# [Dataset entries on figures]
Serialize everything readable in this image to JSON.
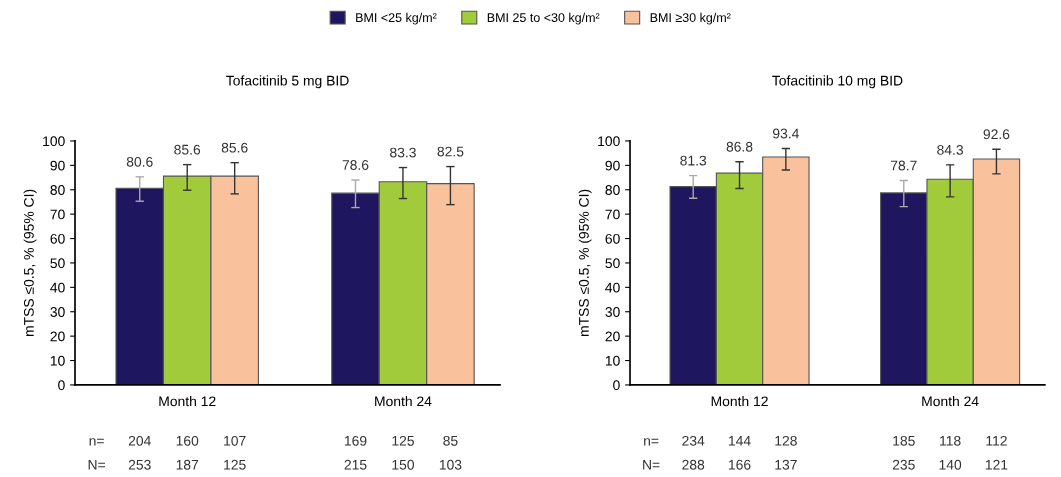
{
  "chart_data": [
    {
      "type": "bar",
      "title": "Tofacitinib 5 mg BID",
      "ylabel": "mTSS ≤0.5, % (95% CI)",
      "categories": [
        "Month 12",
        "Month 24"
      ],
      "series": [
        {
          "name": "BMI <25 kg/m²",
          "color": "#1f1660",
          "values": [
            80.6,
            78.6
          ],
          "errors": [
            [
              75.3,
              85.3
            ],
            [
              72.7,
              84.0
            ]
          ]
        },
        {
          "name": "BMI 25 to <30 kg/m²",
          "color": "#a2cb3c",
          "values": [
            85.6,
            83.3
          ],
          "errors": [
            [
              79.8,
              90.3
            ],
            [
              76.4,
              89.1
            ]
          ]
        },
        {
          "name": "BMI ≥30 kg/m²",
          "color": "#f9c19c",
          "values": [
            85.6,
            82.5
          ],
          "errors": [
            [
              78.3,
              91.1
            ],
            [
              73.9,
              89.5
            ]
          ]
        }
      ],
      "ylim": [
        0,
        100
      ],
      "yticks": [
        0,
        10,
        20,
        30,
        40,
        50,
        60,
        70,
        80,
        90,
        100
      ],
      "data_labels": true,
      "legend": "top",
      "grid": false,
      "annotations": [
        "n=",
        "204",
        "160",
        "107",
        "169",
        "125",
        "85",
        "N=",
        "253",
        "187",
        "125",
        "215",
        "150",
        "103"
      ]
    },
    {
      "type": "bar",
      "title": "Tofacitinib 10 mg BID",
      "ylabel": "mTSS ≤0.5, % (95% CI)",
      "categories": [
        "Month 12",
        "Month 24"
      ],
      "series": [
        {
          "name": "BMI <25 kg/m²",
          "color": "#1f1660",
          "values": [
            81.3,
            78.7
          ],
          "errors": [
            [
              76.5,
              85.8
            ],
            [
              73.1,
              83.8
            ]
          ]
        },
        {
          "name": "BMI 25 to <30 kg/m²",
          "color": "#a2cb3c",
          "values": [
            86.8,
            84.3
          ],
          "errors": [
            [
              80.5,
              91.5
            ],
            [
              77.1,
              90.2
            ]
          ]
        },
        {
          "name": "BMI ≥30 kg/m²",
          "color": "#f9c19c",
          "values": [
            93.4,
            92.6
          ],
          "errors": [
            [
              88.1,
              96.9
            ],
            [
              86.5,
              96.6
            ]
          ]
        }
      ],
      "ylim": [
        0,
        100
      ],
      "yticks": [
        0,
        10,
        20,
        30,
        40,
        50,
        60,
        70,
        80,
        90,
        100
      ],
      "data_labels": true,
      "legend": "top",
      "grid": false,
      "annotations": [
        "n=",
        "234",
        "144",
        "128",
        "185",
        "118",
        "112",
        "N=",
        "288",
        "166",
        "137",
        "235",
        "140",
        "121"
      ]
    }
  ]
}
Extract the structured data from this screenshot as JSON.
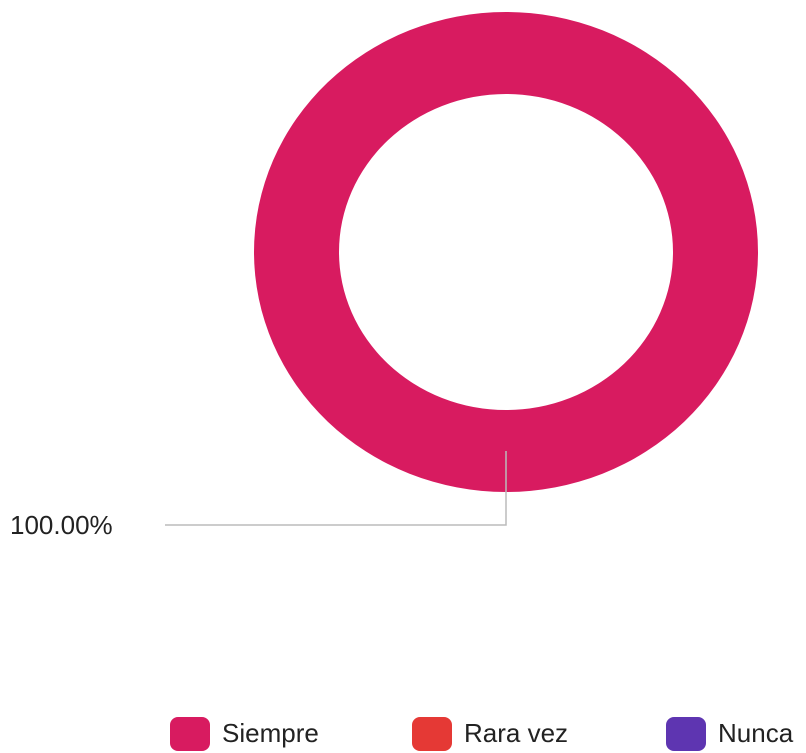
{
  "chart_data": {
    "type": "donut",
    "categories": [
      "Siempre",
      "Rara vez",
      "Nunca"
    ],
    "values": [
      100,
      0,
      0
    ],
    "value_labels": [
      "100.00%",
      null,
      null
    ],
    "colors": [
      "#d81b60",
      "#e53935",
      "#5e35b1"
    ]
  }
}
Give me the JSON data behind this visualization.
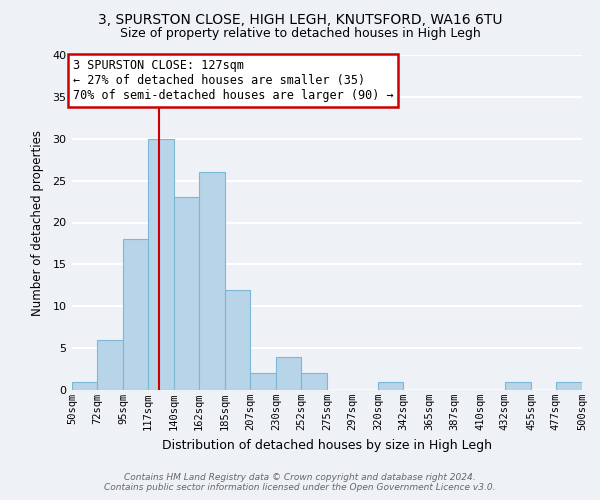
{
  "title_line1": "3, SPURSTON CLOSE, HIGH LEGH, KNUTSFORD, WA16 6TU",
  "title_line2": "Size of property relative to detached houses in High Legh",
  "xlabel": "Distribution of detached houses by size in High Legh",
  "ylabel": "Number of detached properties",
  "bar_color": "#b8d4e8",
  "bar_edge_color": "#7ab8d4",
  "bin_edges": [
    50,
    72,
    95,
    117,
    140,
    162,
    185,
    207,
    230,
    252,
    275,
    297,
    320,
    342,
    365,
    387,
    410,
    432,
    455,
    477,
    500
  ],
  "bin_labels": [
    "50sqm",
    "72sqm",
    "95sqm",
    "117sqm",
    "140sqm",
    "162sqm",
    "185sqm",
    "207sqm",
    "230sqm",
    "252sqm",
    "275sqm",
    "297sqm",
    "320sqm",
    "342sqm",
    "365sqm",
    "387sqm",
    "410sqm",
    "432sqm",
    "455sqm",
    "477sqm",
    "500sqm"
  ],
  "counts": [
    1,
    6,
    18,
    30,
    23,
    26,
    12,
    2,
    4,
    2,
    0,
    0,
    1,
    0,
    0,
    0,
    0,
    1,
    0,
    1
  ],
  "ylim": [
    0,
    40
  ],
  "yticks": [
    0,
    5,
    10,
    15,
    20,
    25,
    30,
    35,
    40
  ],
  "property_line_x": 127,
  "property_line_color": "#cc0000",
  "annotation_text": "3 SPURSTON CLOSE: 127sqm\n← 27% of detached houses are smaller (35)\n70% of semi-detached houses are larger (90) →",
  "annotation_box_color": "#ffffff",
  "annotation_box_edge": "#cc0000",
  "footer_line1": "Contains HM Land Registry data © Crown copyright and database right 2024.",
  "footer_line2": "Contains public sector information licensed under the Open Government Licence v3.0.",
  "bg_color": "#eef2f7",
  "grid_color": "#ffffff"
}
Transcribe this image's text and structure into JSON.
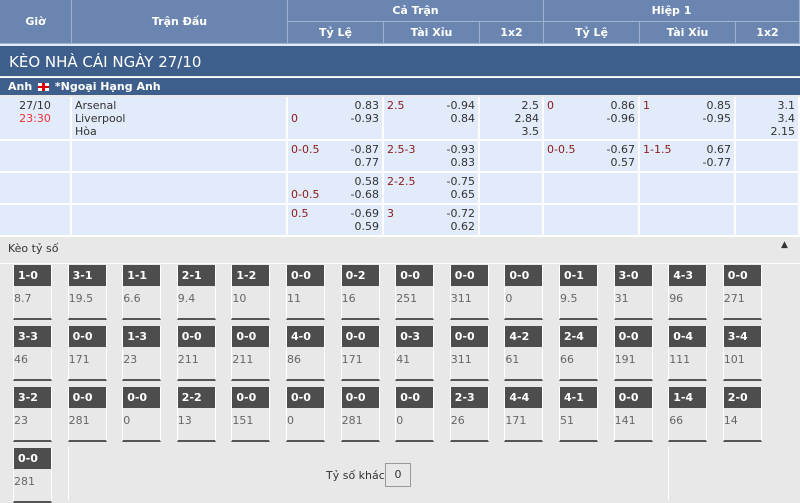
{
  "header": {
    "gio": "Giờ",
    "tran_dau": "Trận Đấu",
    "ca_tran": "Cả Trận",
    "hiep1": "Hiệp 1",
    "ty_le": "Tỷ Lệ",
    "tai_xiu": "Tài Xỉu",
    "x12": "1x2"
  },
  "title": "KÈO NHÀ CÁI NGÀY 27/10",
  "league": {
    "country": "Anh",
    "name": "*Ngoại Hạng Anh",
    "flag_icon": "england-flag-icon"
  },
  "match": {
    "date": "27/10",
    "time": "23:30",
    "home": "Arsenal",
    "away": "Liverpool",
    "draw": "Hòa"
  },
  "rows": [
    {
      "ft_hdp_home": "",
      "ft_hdp_away": "0",
      "ft_hdp_o1": "0.83",
      "ft_hdp_o2": "-0.93",
      "ft_ou_line": "2.5",
      "ft_ou_o1": "-0.94",
      "ft_ou_o2": "0.84",
      "ft_1x2": [
        "2.5",
        "2.84",
        "3.5"
      ],
      "h1_hdp_line": "0",
      "h1_hdp_o1": "0.86",
      "h1_hdp_o2": "-0.96",
      "h1_ou_line": "1",
      "h1_ou_o1": "0.85",
      "h1_ou_o2": "-0.95",
      "h1_1x2": [
        "3.1",
        "3.4",
        "2.15"
      ]
    },
    {
      "ft_hdp_home": "0-0.5",
      "ft_hdp_away": "",
      "ft_hdp_o1": "-0.87",
      "ft_hdp_o2": "0.77",
      "ft_ou_line": "2.5-3",
      "ft_ou_o1": "-0.93",
      "ft_ou_o2": "0.83",
      "h1_hdp_line": "0-0.5",
      "h1_hdp_o1": "-0.67",
      "h1_hdp_o2": "0.57",
      "h1_ou_line": "1-1.5",
      "h1_ou_o1": "0.67",
      "h1_ou_o2": "-0.77"
    },
    {
      "ft_hdp_home": "",
      "ft_hdp_away": "0-0.5",
      "ft_hdp_o1": "0.58",
      "ft_hdp_o2": "-0.68",
      "ft_ou_line": "2-2.5",
      "ft_ou_o1": "-0.75",
      "ft_ou_o2": "0.65"
    },
    {
      "ft_hdp_home": "0.5",
      "ft_hdp_away": "",
      "ft_hdp_o1": "-0.69",
      "ft_hdp_o2": "0.59",
      "ft_ou_line": "3",
      "ft_ou_o1": "-0.72",
      "ft_ou_o2": "0.62"
    }
  ],
  "correct_score": {
    "title": "Kèo tỷ số",
    "other_label": "Tỷ số khác",
    "other_value": "0",
    "items": [
      [
        "1-0",
        "8.7"
      ],
      [
        "3-1",
        "19.5"
      ],
      [
        "1-1",
        "6.6"
      ],
      [
        "2-1",
        "9.4"
      ],
      [
        "1-2",
        "10"
      ],
      [
        "0-0",
        "11"
      ],
      [
        "0-2",
        "16"
      ],
      [
        "0-0",
        "251"
      ],
      [
        "0-0",
        "311"
      ],
      [
        "0-0",
        "0"
      ],
      [
        "0-1",
        "9.5"
      ],
      [
        "3-0",
        "31"
      ],
      [
        "4-3",
        "96"
      ],
      [
        "0-0",
        "271"
      ],
      [
        "3-3",
        "46"
      ],
      [
        "0-0",
        "171"
      ],
      [
        "1-3",
        "23"
      ],
      [
        "0-0",
        "211"
      ],
      [
        "0-0",
        "211"
      ],
      [
        "4-0",
        "86"
      ],
      [
        "0-0",
        "171"
      ],
      [
        "0-3",
        "41"
      ],
      [
        "0-0",
        "311"
      ],
      [
        "4-2",
        "61"
      ],
      [
        "2-4",
        "66"
      ],
      [
        "0-0",
        "191"
      ],
      [
        "0-4",
        "111"
      ],
      [
        "3-4",
        "101"
      ],
      [
        "3-2",
        "23"
      ],
      [
        "0-0",
        "281"
      ],
      [
        "0-0",
        "0"
      ],
      [
        "2-2",
        "13"
      ],
      [
        "0-0",
        "151"
      ],
      [
        "0-0",
        "0"
      ],
      [
        "0-0",
        "281"
      ],
      [
        "0-0",
        "0"
      ],
      [
        "2-3",
        "26"
      ],
      [
        "4-4",
        "171"
      ],
      [
        "4-1",
        "51"
      ],
      [
        "0-0",
        "141"
      ],
      [
        "1-4",
        "66"
      ],
      [
        "2-0",
        "14"
      ],
      [
        "0-0",
        "281"
      ]
    ]
  }
}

# [GOAL]
Copy each line of the listing that holds the word "CLOSE".

# [SOLUTION FOR THIS PROBLEM]
  "title_line1": "3, SPURSTON CLOSE, HIGH LEGH, KNUTSFORD, WA16 6TU",
  "annotation_text": "3 SPURSTON CLOSE: 127sqm\n← 27% of detached houses are smaller (35)\n70% of semi-detached houses are larger (90) →",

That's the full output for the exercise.